◆ Task instructions: Extend the passage on the executive Bonus Plan past its last sentence.

◆ Document passage:

Annual incentives are set based on a variety of factors tailored to assist the company in driving financial and
operating performance as well as retention.
The company promotes strong performance by rewarding executive officers, including the named executive
officers, for achieving specific performance objectives with an annual cash bonus paid through the Bonus Plan
or, in some cases, through discretionary bonuses outside of the Bonus Plan. The company pays bonuses under the
Bonus Plan only when the company meets or exceeds specific objectives and goals established by the
Compensation Committee.
The shareholder-approved Bonus Plan is intended to qualify annual incentives paid under the Bonus Plan as
deductible performance-based compensation under Internal Revenue Code Section 162(m), which otherwise
restricts our ability to deduct executive compensation in excess of $1,000,000 per executive per year. In
accordance with Internal Revenue Code rules, the Bonus Plan payout criteria are specified by the Compensation
Committee in the first quarter of each fiscal year. For fiscal 2010, the Bonus Plan limited the maximum payout to
each executive to the lower of three times the executive’s base salary as of February 1, 2010, the first day of the
performance period or $3,000,000. The Compensation Committee has historically set target incentive levels
(“target bonuses”) for each executive below this level.

◆ Records:

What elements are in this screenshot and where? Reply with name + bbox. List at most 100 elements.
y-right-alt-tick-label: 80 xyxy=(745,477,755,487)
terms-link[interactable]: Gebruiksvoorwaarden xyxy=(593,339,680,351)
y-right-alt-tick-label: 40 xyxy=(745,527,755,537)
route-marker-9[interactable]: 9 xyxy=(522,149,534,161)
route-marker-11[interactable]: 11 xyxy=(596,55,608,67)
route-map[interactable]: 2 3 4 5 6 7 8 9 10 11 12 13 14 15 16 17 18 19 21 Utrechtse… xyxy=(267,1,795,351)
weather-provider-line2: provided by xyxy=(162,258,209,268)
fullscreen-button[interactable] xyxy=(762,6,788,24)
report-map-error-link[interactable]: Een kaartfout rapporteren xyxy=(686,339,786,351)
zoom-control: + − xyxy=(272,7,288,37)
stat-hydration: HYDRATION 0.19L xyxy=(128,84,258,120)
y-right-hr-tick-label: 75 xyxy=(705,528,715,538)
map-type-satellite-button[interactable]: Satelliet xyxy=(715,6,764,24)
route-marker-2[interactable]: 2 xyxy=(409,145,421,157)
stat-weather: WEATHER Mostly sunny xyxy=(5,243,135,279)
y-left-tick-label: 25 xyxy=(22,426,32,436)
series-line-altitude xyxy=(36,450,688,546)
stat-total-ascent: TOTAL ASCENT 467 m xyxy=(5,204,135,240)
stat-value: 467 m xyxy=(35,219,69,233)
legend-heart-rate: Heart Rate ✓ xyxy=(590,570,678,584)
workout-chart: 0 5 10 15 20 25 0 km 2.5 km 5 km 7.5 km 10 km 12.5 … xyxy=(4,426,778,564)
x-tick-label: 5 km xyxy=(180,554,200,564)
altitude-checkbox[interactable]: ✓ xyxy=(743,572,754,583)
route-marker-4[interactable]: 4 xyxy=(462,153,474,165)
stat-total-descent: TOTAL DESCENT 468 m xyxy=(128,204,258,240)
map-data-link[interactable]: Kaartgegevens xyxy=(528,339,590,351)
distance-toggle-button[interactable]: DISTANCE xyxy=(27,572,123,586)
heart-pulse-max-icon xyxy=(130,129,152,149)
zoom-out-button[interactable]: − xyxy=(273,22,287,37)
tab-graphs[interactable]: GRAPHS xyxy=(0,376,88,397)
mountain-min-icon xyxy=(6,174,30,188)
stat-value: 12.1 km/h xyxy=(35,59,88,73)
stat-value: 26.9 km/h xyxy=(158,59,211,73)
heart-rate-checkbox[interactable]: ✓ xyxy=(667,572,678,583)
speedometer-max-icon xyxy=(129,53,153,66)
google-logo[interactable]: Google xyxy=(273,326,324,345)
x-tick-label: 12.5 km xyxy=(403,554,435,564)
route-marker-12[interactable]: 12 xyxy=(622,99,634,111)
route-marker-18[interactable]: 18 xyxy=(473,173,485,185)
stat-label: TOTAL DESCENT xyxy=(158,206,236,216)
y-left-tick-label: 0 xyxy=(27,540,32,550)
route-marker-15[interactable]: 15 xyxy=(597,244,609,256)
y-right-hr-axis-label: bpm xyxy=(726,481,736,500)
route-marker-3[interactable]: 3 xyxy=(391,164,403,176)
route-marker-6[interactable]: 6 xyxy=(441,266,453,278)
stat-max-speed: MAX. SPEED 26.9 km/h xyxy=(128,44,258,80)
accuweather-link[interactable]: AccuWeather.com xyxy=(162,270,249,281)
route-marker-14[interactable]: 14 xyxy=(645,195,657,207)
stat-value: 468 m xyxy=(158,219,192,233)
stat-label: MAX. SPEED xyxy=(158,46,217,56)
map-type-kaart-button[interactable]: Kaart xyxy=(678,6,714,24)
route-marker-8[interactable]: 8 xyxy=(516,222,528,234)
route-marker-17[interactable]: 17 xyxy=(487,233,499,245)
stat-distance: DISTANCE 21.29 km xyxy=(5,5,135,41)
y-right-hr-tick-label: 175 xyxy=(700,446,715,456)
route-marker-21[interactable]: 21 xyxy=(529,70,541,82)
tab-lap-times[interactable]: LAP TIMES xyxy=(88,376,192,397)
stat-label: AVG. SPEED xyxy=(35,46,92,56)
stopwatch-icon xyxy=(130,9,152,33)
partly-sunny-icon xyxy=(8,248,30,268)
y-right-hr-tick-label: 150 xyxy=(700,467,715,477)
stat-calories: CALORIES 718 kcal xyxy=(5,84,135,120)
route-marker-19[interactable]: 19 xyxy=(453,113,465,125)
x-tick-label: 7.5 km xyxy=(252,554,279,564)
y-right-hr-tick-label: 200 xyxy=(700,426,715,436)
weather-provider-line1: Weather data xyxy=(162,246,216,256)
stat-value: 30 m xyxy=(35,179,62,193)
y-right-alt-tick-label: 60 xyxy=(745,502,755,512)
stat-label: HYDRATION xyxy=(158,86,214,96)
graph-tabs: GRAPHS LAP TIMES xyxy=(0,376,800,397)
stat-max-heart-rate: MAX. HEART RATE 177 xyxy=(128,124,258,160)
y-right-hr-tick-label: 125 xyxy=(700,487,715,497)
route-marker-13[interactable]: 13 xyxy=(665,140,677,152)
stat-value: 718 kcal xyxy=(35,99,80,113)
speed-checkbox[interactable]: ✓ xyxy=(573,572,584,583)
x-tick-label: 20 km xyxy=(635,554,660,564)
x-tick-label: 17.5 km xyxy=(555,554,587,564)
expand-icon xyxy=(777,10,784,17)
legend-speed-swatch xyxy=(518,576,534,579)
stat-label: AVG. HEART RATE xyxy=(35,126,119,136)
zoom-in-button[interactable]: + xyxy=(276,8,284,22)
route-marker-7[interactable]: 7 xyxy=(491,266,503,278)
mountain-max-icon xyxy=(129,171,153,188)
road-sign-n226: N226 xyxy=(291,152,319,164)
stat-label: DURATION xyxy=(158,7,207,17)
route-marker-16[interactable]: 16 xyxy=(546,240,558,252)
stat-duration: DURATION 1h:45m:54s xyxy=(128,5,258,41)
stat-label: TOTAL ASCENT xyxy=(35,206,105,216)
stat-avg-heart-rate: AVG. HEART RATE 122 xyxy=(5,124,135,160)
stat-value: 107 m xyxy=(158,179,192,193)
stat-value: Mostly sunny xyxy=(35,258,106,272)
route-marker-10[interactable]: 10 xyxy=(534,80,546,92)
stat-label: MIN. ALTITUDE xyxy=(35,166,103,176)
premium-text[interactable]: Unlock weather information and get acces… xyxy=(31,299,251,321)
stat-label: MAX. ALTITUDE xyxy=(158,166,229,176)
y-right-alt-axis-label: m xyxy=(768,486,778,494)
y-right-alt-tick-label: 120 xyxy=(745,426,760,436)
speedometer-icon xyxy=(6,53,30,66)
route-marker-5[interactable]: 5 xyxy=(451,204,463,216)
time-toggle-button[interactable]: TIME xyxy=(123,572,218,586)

◆ Response:
Under the Bonus Plan, the Compensation Committee generally sets a primary, critical performance goal. If this
goal is not met, no bonuses are payable under the Bonus Plan. If this performance goal is met, maximum bonuses
become available under the Bonus Plan for each named executive officer. For fiscal 2010, the Compensation
Committee established the primary performance goal for the Bonus Plan as positive net cash provided by
operating activities (excluding any non-recurring charges) as provided on the company’s consolidated statements
of cash flows, with adjustments to any evaluation to exclude (i) any extraordinary non-recurring items and/or in
management’s discussion and analysis of financial condition and results of operations appearing in the
company’s annual report to shareholders for the applicable year, or (ii) the effect of any changes in accounting
principles affecting the company’s or a business unit’s reported activities. The Compensation Committee felt this
goal was appropriate for the reasons discussed below. Although maximum bonuses would be available if this
goal was met, the Compensation Committee did not expect to pay maximum bonuses or even target bonuses if
only this goal was met. The Compensation Committee is permitted, and fully expected, to apply negative
discretion in determining the actual amount, if any, to be paid to any named executive officer. See below for a
discussion of if and how the Compensation Committee applies negative discretion.
Why did the Compensation Committee choose positive net cash provided by operating activities as the primary
performance goal under the Bonus Plan?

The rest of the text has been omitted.